WHAT TO PRODUCE: Output the records. Match them exactly.
==========
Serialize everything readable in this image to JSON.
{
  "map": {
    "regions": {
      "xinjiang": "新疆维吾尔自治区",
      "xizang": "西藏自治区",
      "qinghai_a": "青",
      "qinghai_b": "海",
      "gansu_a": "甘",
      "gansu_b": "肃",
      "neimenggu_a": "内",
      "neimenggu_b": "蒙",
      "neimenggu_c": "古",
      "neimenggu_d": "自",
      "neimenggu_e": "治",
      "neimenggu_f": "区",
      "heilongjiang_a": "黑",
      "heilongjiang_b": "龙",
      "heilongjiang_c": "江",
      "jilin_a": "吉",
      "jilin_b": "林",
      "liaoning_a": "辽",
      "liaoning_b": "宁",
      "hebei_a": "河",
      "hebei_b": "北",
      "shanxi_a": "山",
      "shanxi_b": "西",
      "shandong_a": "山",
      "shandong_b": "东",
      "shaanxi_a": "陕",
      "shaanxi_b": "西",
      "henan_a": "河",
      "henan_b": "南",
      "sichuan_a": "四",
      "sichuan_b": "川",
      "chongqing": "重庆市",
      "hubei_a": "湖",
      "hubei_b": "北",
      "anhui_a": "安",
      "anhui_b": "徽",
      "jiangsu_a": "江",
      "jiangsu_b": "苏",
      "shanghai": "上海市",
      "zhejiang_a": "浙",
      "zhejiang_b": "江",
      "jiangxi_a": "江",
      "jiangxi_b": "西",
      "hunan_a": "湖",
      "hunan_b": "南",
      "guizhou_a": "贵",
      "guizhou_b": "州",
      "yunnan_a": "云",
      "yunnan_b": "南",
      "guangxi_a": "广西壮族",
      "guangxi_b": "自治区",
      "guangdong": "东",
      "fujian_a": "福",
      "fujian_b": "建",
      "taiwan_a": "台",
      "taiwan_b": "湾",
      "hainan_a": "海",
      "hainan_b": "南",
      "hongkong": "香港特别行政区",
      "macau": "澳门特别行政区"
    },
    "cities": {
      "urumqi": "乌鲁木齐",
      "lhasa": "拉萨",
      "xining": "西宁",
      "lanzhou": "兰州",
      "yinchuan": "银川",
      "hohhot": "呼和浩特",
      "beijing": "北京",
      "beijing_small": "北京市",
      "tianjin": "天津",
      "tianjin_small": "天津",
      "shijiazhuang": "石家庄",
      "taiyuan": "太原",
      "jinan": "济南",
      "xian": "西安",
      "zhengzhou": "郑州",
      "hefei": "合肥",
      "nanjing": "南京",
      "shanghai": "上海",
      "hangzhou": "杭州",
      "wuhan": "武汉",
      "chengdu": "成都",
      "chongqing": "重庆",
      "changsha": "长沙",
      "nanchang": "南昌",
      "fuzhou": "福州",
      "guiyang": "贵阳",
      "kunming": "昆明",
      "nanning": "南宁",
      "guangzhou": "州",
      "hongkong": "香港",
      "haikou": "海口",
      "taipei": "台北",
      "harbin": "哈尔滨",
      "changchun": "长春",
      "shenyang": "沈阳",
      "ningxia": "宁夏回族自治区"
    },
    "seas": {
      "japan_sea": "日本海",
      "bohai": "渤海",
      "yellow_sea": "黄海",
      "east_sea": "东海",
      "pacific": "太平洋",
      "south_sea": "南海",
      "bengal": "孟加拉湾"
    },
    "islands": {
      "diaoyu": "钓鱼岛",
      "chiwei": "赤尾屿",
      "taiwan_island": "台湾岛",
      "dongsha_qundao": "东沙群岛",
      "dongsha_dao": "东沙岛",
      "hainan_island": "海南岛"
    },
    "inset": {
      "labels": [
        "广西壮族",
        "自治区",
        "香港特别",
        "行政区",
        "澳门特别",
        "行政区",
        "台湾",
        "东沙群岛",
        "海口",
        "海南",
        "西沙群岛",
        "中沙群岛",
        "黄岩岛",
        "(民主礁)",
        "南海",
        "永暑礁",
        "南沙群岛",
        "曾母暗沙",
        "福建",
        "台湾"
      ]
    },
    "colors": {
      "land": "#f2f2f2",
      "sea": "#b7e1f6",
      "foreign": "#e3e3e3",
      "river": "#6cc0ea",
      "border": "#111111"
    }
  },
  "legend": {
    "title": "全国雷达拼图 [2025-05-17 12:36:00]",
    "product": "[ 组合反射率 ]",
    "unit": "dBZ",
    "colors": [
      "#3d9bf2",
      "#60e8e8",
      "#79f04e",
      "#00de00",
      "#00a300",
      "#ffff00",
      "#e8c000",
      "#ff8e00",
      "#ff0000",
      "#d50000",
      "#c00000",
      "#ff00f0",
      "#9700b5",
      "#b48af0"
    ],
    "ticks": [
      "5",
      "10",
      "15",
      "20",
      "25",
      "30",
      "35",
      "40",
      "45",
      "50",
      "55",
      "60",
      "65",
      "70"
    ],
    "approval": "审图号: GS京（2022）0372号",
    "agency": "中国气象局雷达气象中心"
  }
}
==========
WRITTEN REPLY:
Serialize everything readable in this image to JSON.
{
  "map": {
    "regions": {
      "xinjiang": "新疆维吾尔自治区",
      "xizang": "西藏自治区",
      "qinghai_a": "青",
      "qinghai_b": "海",
      "gansu_a": "甘",
      "gansu_b": "肃",
      "neimenggu_a": "内",
      "neimenggu_b": "蒙",
      "neimenggu_c": "古",
      "neimenggu_d": "自",
      "neimenggu_e": "治",
      "neimenggu_f": "区",
      "heilongjiang_a": "黑",
      "heilongjiang_b": "龙",
      "heilongjiang_c": "江",
      "jilin_a": "吉",
      "jilin_b": "林",
      "liaoning_a": "辽",
      "liaoning_b": "宁",
      "hebei_a": "河",
      "hebei_b": "北",
      "shanxi_a": "山",
      "shanxi_b": "西",
      "shandong_a": "山",
      "shandong_b": "东",
      "shaanxi_a": "陕",
      "shaanxi_b": "西",
      "henan_a": "河",
      "henan_b": "南",
      "sichuan_a": "四",
      "sichuan_b": "川",
      "chongqing": "重庆市",
      "hubei_a": "湖",
      "hubei_b": "北",
      "anhui_a": "安",
      "anhui_b": "徽",
      "jiangsu_a": "江",
      "jiangsu_b": "苏",
      "shanghai": "上海市",
      "zhejiang_a": "浙",
      "zhejiang_b": "江",
      "jiangxi_a": "江",
      "jiangxi_b": "西",
      "hunan_a": "湖",
      "hunan_b": "南",
      "guizhou_a": "贵",
      "guizhou_b": "州",
      "yunnan_a": "云",
      "yunnan_b": "南",
      "guangxi_a": "广西壮族",
      "guangxi_b": "自治区",
      "guangdong": "东",
      "fujian_a": "福",
      "fujian_b": "建",
      "taiwan_a": "台",
      "taiwan_b": "湾",
      "hainan_a": "海",
      "hainan_b": "南",
      "hongkong": "香港特别行政区",
      "macau": "澳门特别行政区"
    },
    "cities": {
      "urumqi": "乌鲁木齐",
      "lhasa": "拉萨",
      "xining": "西宁",
      "lanzhou": "兰州",
      "yinchuan": "银川",
      "hohhot": "呼和浩特",
      "beijing": "北京",
      "beijing_small": "北京市",
      "tianjin": "天津",
      "tianjin_small": "天津",
      "shijiazhuang": "石家庄",
      "taiyuan": "太原",
      "jinan": "济南",
      "xian": "西安",
      "zhengzhou": "郑州",
      "hefei": "合肥",
      "nanjing": "南京",
      "shanghai": "上海",
      "hangzhou": "杭州",
      "wuhan": "武汉",
      "chengdu": "成都",
      "chongqing": "重庆",
      "changsha": "长沙",
      "nanchang": "南昌",
      "fuzhou": "福州",
      "guiyang": "贵阳",
      "kunming": "昆明",
      "nanning": "南宁",
      "guangzhou": "州",
      "hongkong": "香港",
      "haikou": "海口",
      "taipei": "台北",
      "harbin": "哈尔滨",
      "changchun": "长春",
      "shenyang": "沈阳",
      "ningxia": "宁夏回族自治区"
    },
    "seas": {
      "japan_sea": "日本海",
      "bohai": "渤海",
      "yellow_sea": "黄海",
      "east_sea": "东海",
      "pacific": "太平洋",
      "south_sea": "南海",
      "bengal": "孟加拉湾"
    },
    "islands": {
      "diaoyu": "钓鱼岛",
      "chiwei": "赤尾屿",
      "taiwan_island": "台湾岛",
      "dongsha_qundao": "东沙群岛",
      "dongsha_dao": "东沙岛",
      "hainan_island": "海南岛"
    },
    "inset": {
      "labels": [
        "广西壮族",
        "自治区",
        "香港特别",
        "行政区",
        "澳门特别",
        "行政区",
        "台湾",
        "东沙群岛",
        "海口",
        "海南",
        "西沙群岛",
        "中沙群岛",
        "黄岩岛",
        "(民主礁)",
        "南海",
        "永暑礁",
        "南沙群岛",
        "曾母暗沙",
        "福建",
        "台湾"
      ]
    },
    "colors": {
      "land": "#f2f2f2",
      "sea": "#b7e1f6",
      "foreign": "#e3e3e3",
      "river": "#6cc0ea",
      "border": "#111111"
    }
  },
  "legend": {
    "title": "全国雷达拼图 [2025-05-17 12:36:00]",
    "product": "[ 组合反射率 ]",
    "unit": "dBZ",
    "colors": [
      "#3d9bf2",
      "#60e8e8",
      "#79f04e",
      "#00de00",
      "#00a300",
      "#ffff00",
      "#e8c000",
      "#ff8e00",
      "#ff0000",
      "#d50000",
      "#c00000",
      "#ff00f0",
      "#9700b5",
      "#b48af0"
    ],
    "ticks": [
      "5",
      "10",
      "15",
      "20",
      "25",
      "30",
      "35",
      "40",
      "45",
      "50",
      "55",
      "60",
      "65",
      "70"
    ],
    "approval": "审图号: GS京（2022）0372号",
    "agency": "中国气象局雷达气象中心"
  }
}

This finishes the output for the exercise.